Short problem:
Copy the material below word for word, but leave out the pictures.

Information shown:
## Begin

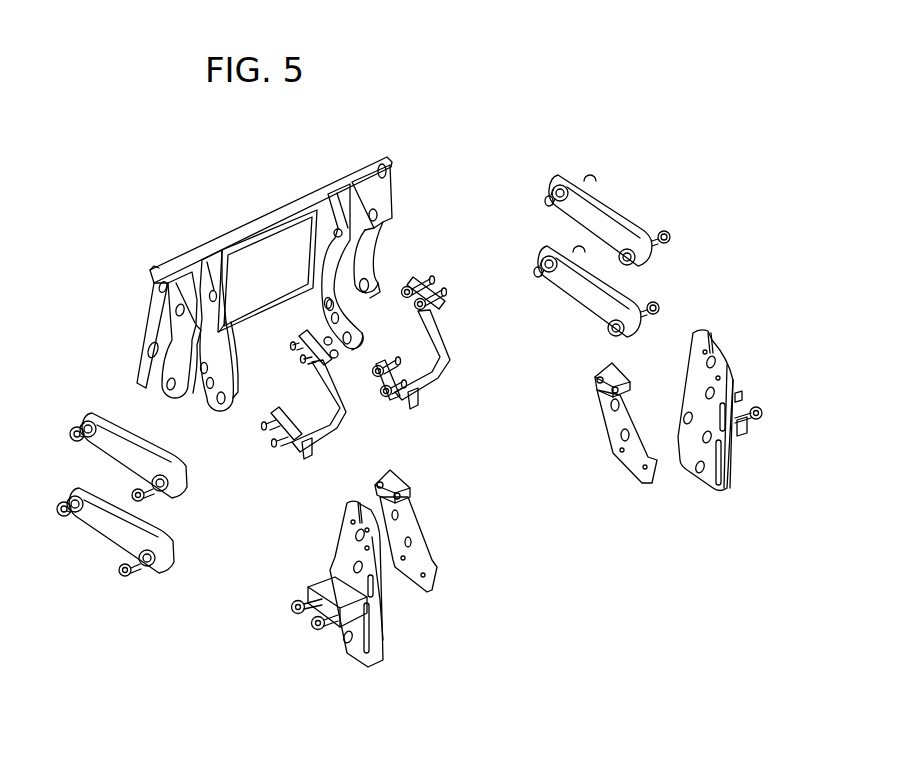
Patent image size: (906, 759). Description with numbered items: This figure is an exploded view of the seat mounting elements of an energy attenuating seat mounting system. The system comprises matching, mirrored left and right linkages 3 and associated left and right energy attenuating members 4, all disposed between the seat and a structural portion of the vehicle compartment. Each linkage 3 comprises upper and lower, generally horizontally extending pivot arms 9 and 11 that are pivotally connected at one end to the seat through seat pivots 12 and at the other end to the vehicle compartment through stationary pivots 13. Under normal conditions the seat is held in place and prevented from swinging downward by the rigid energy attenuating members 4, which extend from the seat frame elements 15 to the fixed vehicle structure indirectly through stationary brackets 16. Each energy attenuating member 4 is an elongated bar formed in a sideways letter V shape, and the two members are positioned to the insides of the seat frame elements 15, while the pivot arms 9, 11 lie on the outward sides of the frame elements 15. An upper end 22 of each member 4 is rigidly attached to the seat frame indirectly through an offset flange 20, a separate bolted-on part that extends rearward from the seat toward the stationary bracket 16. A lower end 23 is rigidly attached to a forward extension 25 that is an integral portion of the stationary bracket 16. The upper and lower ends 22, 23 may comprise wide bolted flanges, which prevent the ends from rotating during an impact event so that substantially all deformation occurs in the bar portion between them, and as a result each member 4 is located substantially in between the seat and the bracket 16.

The linkage 3 is at (60, 343).
The energy attenuating member 4 is at (385, 351).
The upper pivot arm 9 is at (170, 380).
The lower pivot arm 11 is at (125, 535).
The seat pivot 12 is at (543, 505).
The stationary pivot 13 is at (328, 305).
The seat frame element 15 is at (737, 453).
The stationary bracket 16 is at (348, 170).
The offset flange 20 is at (437, 582).
The upper end 22 is at (433, 292).
The lower end 23 is at (410, 403).
The forward extension 25 is at (213, 398).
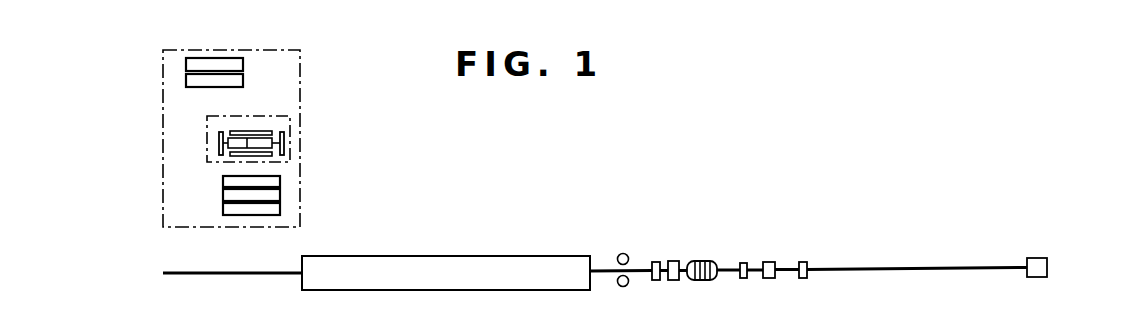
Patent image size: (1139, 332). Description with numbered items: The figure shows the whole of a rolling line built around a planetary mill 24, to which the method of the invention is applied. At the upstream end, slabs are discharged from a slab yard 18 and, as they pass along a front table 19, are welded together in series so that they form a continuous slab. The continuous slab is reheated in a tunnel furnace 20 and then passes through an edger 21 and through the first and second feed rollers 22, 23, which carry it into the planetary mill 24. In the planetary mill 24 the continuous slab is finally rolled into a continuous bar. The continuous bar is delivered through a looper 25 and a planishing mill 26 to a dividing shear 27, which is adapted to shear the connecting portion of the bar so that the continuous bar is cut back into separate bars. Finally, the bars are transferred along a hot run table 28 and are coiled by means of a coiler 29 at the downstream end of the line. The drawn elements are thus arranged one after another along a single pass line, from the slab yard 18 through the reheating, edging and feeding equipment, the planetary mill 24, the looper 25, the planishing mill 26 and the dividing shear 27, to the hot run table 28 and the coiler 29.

The slab yard 18 is at (300, 135).
The front table 19 is at (276, 272).
The tunnel furnace 20 is at (448, 255).
The edger 21 is at (616, 256).
The No. 1 feed roller 22 is at (654, 261).
The No. 2 feed roller 23 is at (673, 259).
The planetary mill 24 is at (703, 259).
The looper 25 is at (745, 260).
The planishing mill 26 is at (771, 261).
The dividing shear 27 is at (806, 261).
The hot run table 28 is at (930, 266).
The coiler 29 is at (1037, 257).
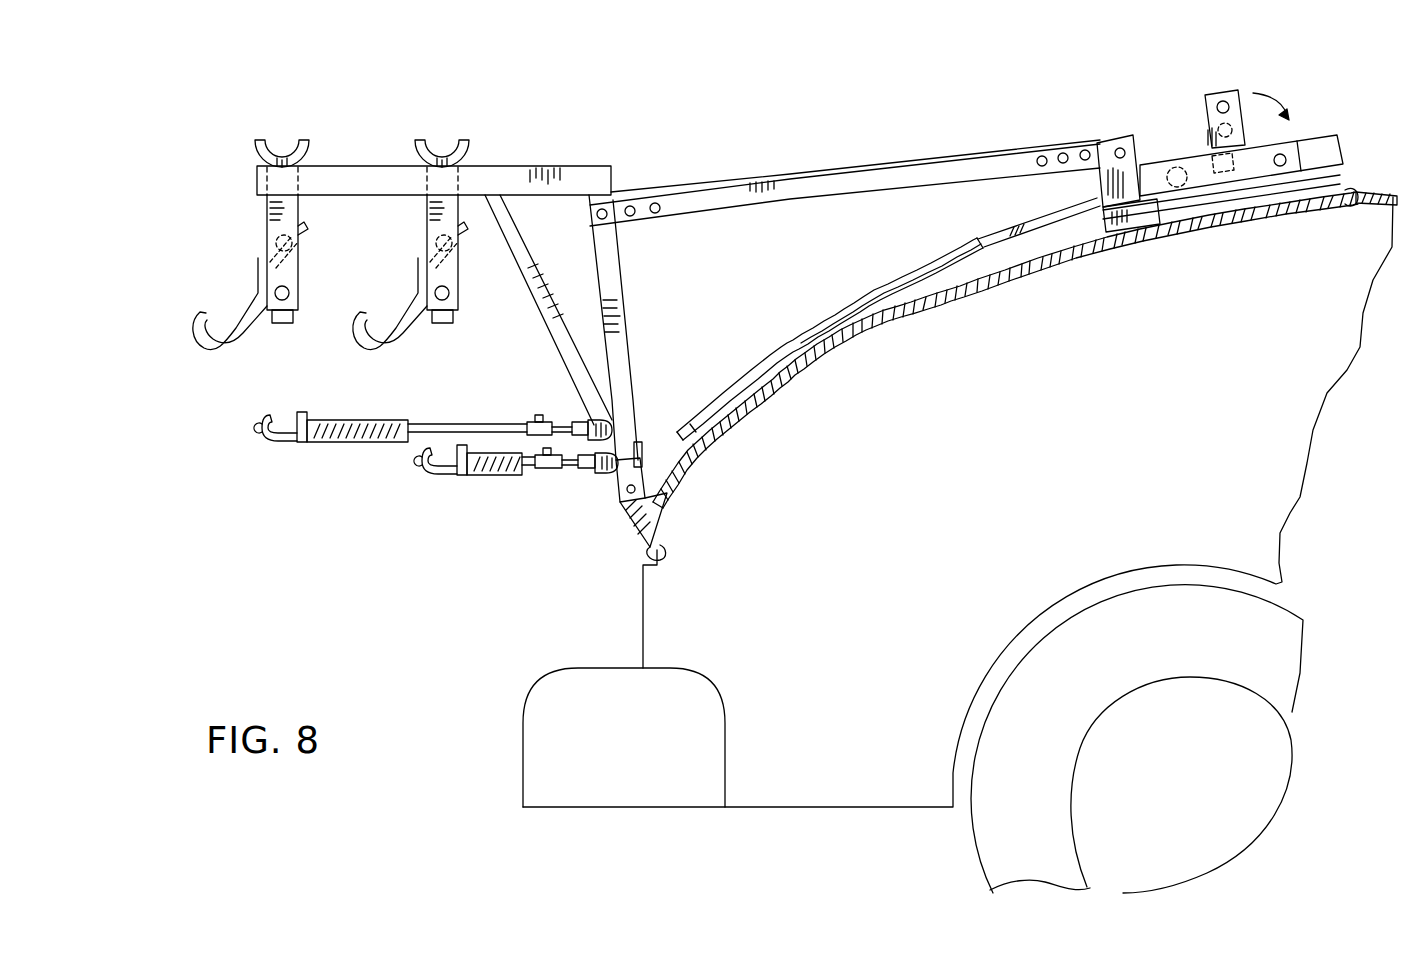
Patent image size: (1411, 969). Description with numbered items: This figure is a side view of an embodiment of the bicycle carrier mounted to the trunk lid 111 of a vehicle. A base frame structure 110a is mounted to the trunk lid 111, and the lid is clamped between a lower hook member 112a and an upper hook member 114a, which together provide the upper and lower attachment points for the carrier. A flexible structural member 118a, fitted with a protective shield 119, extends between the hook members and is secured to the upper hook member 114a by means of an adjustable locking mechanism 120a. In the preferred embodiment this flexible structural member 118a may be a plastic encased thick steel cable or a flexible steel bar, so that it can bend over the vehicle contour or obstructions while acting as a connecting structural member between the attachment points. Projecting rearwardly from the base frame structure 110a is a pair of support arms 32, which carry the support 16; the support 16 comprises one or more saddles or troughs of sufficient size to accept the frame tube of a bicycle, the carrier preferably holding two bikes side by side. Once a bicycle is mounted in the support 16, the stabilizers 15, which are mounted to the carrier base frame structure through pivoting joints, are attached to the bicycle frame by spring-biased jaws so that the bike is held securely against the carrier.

## End

Solution for this task:
Patent image size: (906, 759). Description with numbered items: This figure is an exploded view of the seat mounting elements of an energy attenuating seat mounting system. The system comprises matching, mirrored left and right linkages 3 and associated left and right energy attenuating members 4, all disposed between the seat and a structural portion of the vehicle compartment. Each linkage 3 comprises upper and lower, generally horizontally extending pivot arms 9 and 11 that are pivotally connected at one end to the seat through seat pivots 12 and at the other end to the vehicle compartment through stationary pivots 13. Under normal conditions the seat is held in place and prevented from swinging downward by the rigid energy attenuating members 4, which extend from the seat frame elements 15 to the fixed vehicle structure indirectly through stationary brackets 16. Each energy attenuating member 4 is an elongated bar formed in a sideways letter V shape, and the two members are positioned to the insides of the seat frame elements 15, while the pivot arms 9, 11 lie on the outward sides of the frame elements 15. An upper end 22 of each member 4 is rigidly attached to the seat frame indirectly through an offset flange 20, a separate bolted-on part that extends rearward from the seat toward the stationary bracket 16. A lower end 23 is rigidly attached to a forward extension 25 that is an integral portion of the stationary bracket 16. The upper and lower ends 22, 23 may comprise wide bolted flanges, which prevent the ends from rotating during an impact event so that substantially all deformation occurs in the bar portion between them, and as a result each member 4 is located substantially in between the seat and the bracket 16.

The linkage 3 is at (60, 343).
The energy attenuating member 4 is at (385, 351).
The upper pivot arm 9 is at (170, 380).
The lower pivot arm 11 is at (125, 535).
The seat pivot 12 is at (543, 505).
The stationary pivot 13 is at (328, 305).
The seat frame element 15 is at (737, 453).
The stationary bracket 16 is at (348, 170).
The offset flange 20 is at (437, 582).
The upper end 22 is at (433, 292).
The lower end 23 is at (410, 403).
The forward extension 25 is at (213, 398).
Patent image size: (1139, 332). Description with numbered items: The figure shows the whole of a rolling line built around a planetary mill 24, to which the method of the invention is applied. At the upstream end, slabs are discharged from a slab yard 18 and, as they pass along a front table 19, are welded together in series so that they form a continuous slab. The continuous slab is reheated in a tunnel furnace 20 and then passes through an edger 21 and through the first and second feed rollers 22, 23, which carry it into the planetary mill 24. In the planetary mill 24 the continuous slab is finally rolled into a continuous bar. The continuous bar is delivered through a looper 25 and a planishing mill 26 to a dividing shear 27, which is adapted to shear the connecting portion of the bar so that the continuous bar is cut back into separate bars. Finally, the bars are transferred along a hot run table 28 and are coiled by means of a coiler 29 at the downstream end of the line. The drawn elements are thus arranged one after another along a single pass line, from the slab yard 18 through the reheating, edging and feeding equipment, the planetary mill 24, the looper 25, the planishing mill 26 and the dividing shear 27, to the hot run table 28 and the coiler 29.

The slab yard 18 is at (300, 135).
The front table 19 is at (276, 272).
The tunnel furnace 20 is at (448, 255).
The edger 21 is at (616, 256).
The No. 1 feed roller 22 is at (654, 261).
The No. 2 feed roller 23 is at (673, 259).
The planetary mill 24 is at (703, 259).
The looper 25 is at (745, 260).
The planishing mill 26 is at (771, 261).
The dividing shear 27 is at (806, 261).
The hot run table 28 is at (930, 266).
The coiler 29 is at (1037, 257).
Patent image size: (1411, 969). Description with numbered items: This figure is a side view of an embodiment of the bicycle carrier mounted to the trunk lid 111 of a vehicle. A base frame structure 110a is mounted to the trunk lid 111, and the lid is clamped between a lower hook member 112a and an upper hook member 114a, which together provide the upper and lower attachment points for the carrier. A flexible structural member 118a, fitted with a protective shield 119, extends between the hook members and is secured to the upper hook member 114a by means of an adjustable locking mechanism 120a. In the preferred embodiment this flexible structural member 118a may be a plastic encased thick steel cable or a flexible steel bar, so that it can bend over the vehicle contour or obstructions while acting as a connecting structural member between the attachment points. Projecting rearwardly from the base frame structure 110a is a pair of support arms 32, which carry the support 16; the support 16 comprises one or more saddles or troughs of sufficient size to accept the frame tube of a bicycle, the carrier preferably holding two bikes side by side. Once a bicycle is mounted in the support 16, the stabilizers 15, which are mounted to the carrier base frame structure through pivoting joints, are attached to the bicycle frame by spring-biased jaws so that the bike is held securely against the carrier.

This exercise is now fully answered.